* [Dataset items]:
╭──

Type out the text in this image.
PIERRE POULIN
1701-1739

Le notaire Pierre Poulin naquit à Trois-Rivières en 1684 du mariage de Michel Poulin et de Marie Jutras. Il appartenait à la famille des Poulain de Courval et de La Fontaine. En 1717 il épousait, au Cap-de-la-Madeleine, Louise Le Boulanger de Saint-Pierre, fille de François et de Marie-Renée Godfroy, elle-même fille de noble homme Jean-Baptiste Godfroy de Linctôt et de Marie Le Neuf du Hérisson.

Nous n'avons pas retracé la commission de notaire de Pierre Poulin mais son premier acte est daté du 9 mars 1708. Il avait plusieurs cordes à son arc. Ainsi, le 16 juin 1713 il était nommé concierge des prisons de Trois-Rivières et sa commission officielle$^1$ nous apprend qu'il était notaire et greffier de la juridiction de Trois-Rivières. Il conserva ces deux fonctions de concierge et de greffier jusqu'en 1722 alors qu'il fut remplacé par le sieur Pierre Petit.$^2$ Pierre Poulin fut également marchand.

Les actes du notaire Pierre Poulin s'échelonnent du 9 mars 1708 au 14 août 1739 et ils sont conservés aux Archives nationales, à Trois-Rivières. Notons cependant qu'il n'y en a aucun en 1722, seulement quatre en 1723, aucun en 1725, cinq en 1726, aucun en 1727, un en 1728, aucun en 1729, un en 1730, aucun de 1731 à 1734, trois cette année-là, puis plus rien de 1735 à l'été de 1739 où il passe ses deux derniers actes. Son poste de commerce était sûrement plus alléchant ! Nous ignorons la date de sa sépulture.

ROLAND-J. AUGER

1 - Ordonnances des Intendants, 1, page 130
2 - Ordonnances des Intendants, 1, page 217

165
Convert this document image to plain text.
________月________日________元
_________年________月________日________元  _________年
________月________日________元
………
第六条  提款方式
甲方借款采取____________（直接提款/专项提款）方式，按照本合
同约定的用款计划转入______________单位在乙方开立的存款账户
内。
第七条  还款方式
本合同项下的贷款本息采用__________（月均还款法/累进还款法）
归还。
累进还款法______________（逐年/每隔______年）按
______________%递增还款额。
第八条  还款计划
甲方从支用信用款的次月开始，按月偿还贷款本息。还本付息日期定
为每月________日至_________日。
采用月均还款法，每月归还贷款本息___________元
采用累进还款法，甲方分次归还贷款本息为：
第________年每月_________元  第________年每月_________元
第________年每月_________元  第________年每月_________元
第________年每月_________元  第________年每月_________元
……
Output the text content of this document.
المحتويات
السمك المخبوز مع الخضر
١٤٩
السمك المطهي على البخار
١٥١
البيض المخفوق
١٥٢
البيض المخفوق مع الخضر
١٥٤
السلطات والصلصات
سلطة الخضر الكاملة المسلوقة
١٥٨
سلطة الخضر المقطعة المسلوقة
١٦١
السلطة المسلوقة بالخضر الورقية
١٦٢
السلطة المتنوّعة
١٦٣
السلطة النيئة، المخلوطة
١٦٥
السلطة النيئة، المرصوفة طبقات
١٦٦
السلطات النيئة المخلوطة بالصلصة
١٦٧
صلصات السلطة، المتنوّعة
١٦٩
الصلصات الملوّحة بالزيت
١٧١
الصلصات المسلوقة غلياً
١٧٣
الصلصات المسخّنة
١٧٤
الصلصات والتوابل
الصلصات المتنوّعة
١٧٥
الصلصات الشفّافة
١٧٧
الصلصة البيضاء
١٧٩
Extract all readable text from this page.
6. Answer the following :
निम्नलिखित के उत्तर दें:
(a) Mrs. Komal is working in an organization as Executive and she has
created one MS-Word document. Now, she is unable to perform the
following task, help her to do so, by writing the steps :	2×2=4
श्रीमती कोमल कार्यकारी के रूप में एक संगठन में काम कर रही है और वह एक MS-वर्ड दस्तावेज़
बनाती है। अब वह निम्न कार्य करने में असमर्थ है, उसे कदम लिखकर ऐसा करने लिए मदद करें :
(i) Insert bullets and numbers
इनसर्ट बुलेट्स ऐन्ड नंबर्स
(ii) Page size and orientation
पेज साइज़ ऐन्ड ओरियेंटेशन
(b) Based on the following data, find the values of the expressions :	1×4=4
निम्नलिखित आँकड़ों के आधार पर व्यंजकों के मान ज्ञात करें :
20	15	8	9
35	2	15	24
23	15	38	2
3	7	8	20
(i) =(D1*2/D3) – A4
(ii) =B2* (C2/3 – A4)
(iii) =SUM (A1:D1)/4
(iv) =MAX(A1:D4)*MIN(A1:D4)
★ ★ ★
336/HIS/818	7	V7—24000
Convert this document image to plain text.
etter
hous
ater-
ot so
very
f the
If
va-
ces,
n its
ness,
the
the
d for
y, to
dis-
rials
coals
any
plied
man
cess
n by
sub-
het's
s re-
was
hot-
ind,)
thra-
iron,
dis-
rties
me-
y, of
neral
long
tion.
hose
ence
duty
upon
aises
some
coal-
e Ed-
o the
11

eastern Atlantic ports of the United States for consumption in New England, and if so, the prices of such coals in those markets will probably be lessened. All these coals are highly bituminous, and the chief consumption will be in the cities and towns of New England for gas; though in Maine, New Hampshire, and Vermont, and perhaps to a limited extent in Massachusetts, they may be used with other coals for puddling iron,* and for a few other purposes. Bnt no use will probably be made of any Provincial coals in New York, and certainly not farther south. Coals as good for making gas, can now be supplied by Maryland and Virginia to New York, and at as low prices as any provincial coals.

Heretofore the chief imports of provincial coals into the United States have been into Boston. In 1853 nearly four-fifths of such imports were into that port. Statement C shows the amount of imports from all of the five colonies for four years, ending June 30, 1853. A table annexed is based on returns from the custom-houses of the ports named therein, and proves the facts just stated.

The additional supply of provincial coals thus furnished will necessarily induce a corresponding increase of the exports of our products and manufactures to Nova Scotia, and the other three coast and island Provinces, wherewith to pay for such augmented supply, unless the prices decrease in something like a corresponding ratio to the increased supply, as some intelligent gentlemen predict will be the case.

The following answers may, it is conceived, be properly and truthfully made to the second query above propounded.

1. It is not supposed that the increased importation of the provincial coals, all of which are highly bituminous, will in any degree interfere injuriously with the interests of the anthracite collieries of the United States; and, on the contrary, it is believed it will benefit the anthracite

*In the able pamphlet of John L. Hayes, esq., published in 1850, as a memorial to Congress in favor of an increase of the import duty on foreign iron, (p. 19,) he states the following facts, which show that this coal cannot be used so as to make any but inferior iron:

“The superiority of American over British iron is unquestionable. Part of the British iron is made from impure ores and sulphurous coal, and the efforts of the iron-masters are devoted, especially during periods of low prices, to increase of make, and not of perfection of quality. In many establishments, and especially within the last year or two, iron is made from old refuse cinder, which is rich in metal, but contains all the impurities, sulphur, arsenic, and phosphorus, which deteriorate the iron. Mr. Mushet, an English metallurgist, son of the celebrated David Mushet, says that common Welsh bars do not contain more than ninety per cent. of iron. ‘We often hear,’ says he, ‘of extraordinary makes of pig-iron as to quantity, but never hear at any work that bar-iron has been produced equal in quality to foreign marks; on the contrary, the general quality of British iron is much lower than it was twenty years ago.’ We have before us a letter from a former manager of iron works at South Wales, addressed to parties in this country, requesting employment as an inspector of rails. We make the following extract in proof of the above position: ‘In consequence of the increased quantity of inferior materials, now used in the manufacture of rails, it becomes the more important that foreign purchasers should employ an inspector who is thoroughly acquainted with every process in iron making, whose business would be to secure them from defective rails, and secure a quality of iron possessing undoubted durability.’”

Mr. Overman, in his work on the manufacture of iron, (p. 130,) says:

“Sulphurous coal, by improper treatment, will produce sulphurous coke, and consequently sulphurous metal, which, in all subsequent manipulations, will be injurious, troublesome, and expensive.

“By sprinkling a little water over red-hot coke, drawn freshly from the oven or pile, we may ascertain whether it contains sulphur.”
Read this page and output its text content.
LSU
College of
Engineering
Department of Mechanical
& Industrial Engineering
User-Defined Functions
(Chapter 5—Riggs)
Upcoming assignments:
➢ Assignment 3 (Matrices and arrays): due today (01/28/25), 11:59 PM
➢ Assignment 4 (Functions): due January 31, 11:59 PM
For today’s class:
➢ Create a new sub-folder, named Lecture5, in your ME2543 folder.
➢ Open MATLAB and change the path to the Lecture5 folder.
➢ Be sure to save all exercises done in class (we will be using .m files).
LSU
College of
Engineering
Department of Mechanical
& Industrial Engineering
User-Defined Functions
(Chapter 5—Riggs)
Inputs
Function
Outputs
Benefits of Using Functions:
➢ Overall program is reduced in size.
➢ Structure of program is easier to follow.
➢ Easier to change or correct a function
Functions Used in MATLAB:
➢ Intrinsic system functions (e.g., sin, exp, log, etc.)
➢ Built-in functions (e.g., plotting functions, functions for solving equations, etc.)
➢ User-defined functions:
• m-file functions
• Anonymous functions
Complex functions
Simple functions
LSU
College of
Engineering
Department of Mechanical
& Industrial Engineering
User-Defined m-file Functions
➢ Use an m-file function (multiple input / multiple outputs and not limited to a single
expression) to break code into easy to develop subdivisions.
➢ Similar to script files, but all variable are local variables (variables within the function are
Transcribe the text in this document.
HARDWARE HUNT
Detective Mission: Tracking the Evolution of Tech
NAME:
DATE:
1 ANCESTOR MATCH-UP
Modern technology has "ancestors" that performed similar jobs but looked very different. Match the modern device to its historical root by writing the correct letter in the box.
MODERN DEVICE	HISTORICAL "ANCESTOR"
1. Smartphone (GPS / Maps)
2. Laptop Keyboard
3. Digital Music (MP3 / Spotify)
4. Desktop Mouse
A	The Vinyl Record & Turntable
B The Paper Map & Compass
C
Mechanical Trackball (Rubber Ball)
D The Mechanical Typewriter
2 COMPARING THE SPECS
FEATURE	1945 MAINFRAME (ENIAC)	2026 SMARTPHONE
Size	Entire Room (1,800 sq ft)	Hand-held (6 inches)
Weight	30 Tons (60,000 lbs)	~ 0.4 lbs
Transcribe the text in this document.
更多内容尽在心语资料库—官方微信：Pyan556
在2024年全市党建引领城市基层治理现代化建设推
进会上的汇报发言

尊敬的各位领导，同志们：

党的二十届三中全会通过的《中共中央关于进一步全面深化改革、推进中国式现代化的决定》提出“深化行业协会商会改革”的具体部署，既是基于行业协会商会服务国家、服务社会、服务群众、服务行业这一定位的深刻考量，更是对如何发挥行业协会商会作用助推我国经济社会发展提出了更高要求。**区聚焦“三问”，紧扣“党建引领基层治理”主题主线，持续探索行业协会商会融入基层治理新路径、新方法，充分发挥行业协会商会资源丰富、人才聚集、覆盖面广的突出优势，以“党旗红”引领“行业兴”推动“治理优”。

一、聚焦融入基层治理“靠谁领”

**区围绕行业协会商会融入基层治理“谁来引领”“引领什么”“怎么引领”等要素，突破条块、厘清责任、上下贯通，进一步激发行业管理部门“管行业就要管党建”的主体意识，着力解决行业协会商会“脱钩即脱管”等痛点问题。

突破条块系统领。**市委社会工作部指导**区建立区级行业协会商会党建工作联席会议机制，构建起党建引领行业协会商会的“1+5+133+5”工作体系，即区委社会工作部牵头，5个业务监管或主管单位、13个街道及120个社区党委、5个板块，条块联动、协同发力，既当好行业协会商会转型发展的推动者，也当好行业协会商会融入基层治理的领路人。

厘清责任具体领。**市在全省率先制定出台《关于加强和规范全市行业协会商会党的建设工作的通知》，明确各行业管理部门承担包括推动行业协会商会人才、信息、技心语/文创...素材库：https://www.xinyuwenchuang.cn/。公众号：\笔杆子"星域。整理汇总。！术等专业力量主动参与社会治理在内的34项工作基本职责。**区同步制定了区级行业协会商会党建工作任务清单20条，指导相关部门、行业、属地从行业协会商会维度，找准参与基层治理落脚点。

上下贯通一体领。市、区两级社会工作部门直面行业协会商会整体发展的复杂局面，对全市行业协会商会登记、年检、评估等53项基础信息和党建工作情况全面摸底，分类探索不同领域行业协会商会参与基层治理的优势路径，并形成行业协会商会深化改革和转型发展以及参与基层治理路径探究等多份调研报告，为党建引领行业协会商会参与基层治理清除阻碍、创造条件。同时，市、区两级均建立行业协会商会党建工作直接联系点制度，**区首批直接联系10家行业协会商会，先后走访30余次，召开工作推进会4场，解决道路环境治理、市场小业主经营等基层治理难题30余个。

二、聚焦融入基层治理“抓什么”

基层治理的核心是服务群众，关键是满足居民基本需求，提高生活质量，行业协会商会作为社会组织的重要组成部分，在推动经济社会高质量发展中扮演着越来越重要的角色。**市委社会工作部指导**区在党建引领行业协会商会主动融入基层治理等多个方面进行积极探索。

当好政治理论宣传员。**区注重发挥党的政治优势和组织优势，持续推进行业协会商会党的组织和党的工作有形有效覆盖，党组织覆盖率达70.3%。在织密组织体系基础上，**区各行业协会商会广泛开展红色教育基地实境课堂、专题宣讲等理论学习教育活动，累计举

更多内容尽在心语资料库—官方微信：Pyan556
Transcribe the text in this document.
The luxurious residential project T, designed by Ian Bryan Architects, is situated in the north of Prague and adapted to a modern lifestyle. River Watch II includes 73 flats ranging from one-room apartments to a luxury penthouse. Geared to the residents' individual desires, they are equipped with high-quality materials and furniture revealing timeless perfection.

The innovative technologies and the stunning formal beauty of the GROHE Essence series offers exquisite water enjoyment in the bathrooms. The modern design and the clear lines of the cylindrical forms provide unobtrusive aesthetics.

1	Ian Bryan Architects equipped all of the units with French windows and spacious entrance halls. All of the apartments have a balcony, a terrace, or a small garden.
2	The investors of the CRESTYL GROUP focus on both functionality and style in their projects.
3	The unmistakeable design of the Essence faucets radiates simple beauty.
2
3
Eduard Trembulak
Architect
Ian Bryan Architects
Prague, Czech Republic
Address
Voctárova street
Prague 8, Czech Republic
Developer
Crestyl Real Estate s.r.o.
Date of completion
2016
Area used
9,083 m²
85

╰──

* [Short problem]: Your task is to list each line of the records with the word "content".

* [Task solution]:
Output the text content of this document.
Read this page and output its text content.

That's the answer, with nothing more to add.